#### [Source data]
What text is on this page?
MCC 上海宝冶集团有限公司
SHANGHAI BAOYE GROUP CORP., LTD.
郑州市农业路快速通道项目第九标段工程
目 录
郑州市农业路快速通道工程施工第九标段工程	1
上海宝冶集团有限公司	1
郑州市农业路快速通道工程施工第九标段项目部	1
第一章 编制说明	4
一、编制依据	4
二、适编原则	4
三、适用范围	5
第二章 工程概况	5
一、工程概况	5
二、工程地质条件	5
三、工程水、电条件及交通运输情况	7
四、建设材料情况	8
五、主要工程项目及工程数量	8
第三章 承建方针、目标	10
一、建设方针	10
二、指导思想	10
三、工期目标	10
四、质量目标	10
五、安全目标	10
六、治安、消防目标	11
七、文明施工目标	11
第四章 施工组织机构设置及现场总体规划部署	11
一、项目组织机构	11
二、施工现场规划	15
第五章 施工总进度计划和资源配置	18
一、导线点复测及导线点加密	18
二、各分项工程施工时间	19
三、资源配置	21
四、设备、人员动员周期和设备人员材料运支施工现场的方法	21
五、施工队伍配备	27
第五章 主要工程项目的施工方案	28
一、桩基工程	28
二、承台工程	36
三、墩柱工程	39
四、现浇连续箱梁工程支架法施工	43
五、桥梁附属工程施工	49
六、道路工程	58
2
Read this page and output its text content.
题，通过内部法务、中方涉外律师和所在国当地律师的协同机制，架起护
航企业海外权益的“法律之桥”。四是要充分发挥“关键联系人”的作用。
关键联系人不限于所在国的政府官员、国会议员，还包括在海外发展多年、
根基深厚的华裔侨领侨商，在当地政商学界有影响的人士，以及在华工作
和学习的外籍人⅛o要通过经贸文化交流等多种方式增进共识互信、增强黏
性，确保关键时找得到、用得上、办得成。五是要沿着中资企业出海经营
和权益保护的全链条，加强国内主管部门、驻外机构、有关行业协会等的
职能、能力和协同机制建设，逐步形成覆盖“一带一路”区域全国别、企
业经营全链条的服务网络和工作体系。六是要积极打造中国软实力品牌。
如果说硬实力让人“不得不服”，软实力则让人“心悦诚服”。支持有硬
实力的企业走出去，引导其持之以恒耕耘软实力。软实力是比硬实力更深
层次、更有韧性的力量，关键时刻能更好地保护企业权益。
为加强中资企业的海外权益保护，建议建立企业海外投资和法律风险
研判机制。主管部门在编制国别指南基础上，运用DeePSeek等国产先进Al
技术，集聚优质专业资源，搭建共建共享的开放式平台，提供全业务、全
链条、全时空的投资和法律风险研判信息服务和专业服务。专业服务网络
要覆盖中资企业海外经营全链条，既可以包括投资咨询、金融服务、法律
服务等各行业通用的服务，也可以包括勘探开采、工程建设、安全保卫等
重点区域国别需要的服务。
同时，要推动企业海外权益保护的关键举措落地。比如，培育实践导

#### [What you have to do]
Copy out the material above in its entirety. Every detail must match.

#### [Reply to the task]
What text is on this page?
MCC 上海宝冶集团有限公司
SHANGHAI BAOYE GROUP CORP., LTD.
郑州市农业路快速通道项目第九标段工程
目 录
郑州市农业路快速通道工程施工第九标段工程	1
上海宝冶集团有限公司	1
郑州市农业路快速通道工程施工第九标段项目部	1
第一章 编制说明	4
一、编制依据	4
二、适编原则	4
三、适用范围	5
第二章 工程概况	5
一、工程概况	5
二、工程地质条件	5
三、工程水、电条件及交通运输情况	7
四、建设材料情况	8
五、主要工程项目及工程数量	8
第三章 承建方针、目标	10
一、建设方针	10
二、指导思想	10
三、工期目标	10
四、质量目标	10
五、安全目标	10
六、治安、消防目标	11
七、文明施工目标	11
第四章 施工组织机构设置及现场总体规划部署	11
一、项目组织机构	11
二、施工现场规划	15
第五章 施工总进度计划和资源配置	18
一、导线点复测及导线点加密	18
二、各分项工程施工时间	19
三、资源配置	21
四、设备、人员动员周期和设备人员材料运支施工现场的方法	21
五、施工队伍配备	27
第五章 主要工程项目的施工方案	28
一、桩基工程	28
二、承台工程	36
三、墩柱工程	39
四、现浇连续箱梁工程支架法施工	43
五、桥梁附属工程施工	49
六、道路工程	58
2
Read this page and output its text content.
题，通过内部法务、中方涉外律师和所在国当地律师的协同机制，架起护
航企业海外权益的“法律之桥”。四是要充分发挥“关键联系人”的作用。
关键联系人不限于所在国的政府官员、国会议员，还包括在海外发展多年、
根基深厚的华裔侨领侨商，在当地政商学界有影响的人士，以及在华工作
和学习的外籍人⅛o要通过经贸文化交流等多种方式增进共识互信、增强黏
性，确保关键时找得到、用得上、办得成。五是要沿着中资企业出海经营
和权益保护的全链条，加强国内主管部门、驻外机构、有关行业协会等的
职能、能力和协同机制建设，逐步形成覆盖“一带一路”区域全国别、企
业经营全链条的服务网络和工作体系。六是要积极打造中国软实力品牌。
如果说硬实力让人“不得不服”，软实力则让人“心悦诚服”。支持有硬
实力的企业走出去，引导其持之以恒耕耘软实力。软实力是比硬实力更深
层次、更有韧性的力量，关键时刻能更好地保护企业权益。
为加强中资企业的海外权益保护，建议建立企业海外投资和法律风险
研判机制。主管部门在编制国别指南基础上，运用DeePSeek等国产先进Al
技术，集聚优质专业资源，搭建共建共享的开放式平台，提供全业务、全
链条、全时空的投资和法律风险研判信息服务和专业服务。专业服务网络
要覆盖中资企业海外经营全链条，既可以包括投资咨询、金融服务、法律
服务等各行业通用的服务，也可以包括勘探开采、工程建设、安全保卫等
重点区域国别需要的服务。
同时，要推动企业海外权益保护的关键举措落地。比如，培育实践导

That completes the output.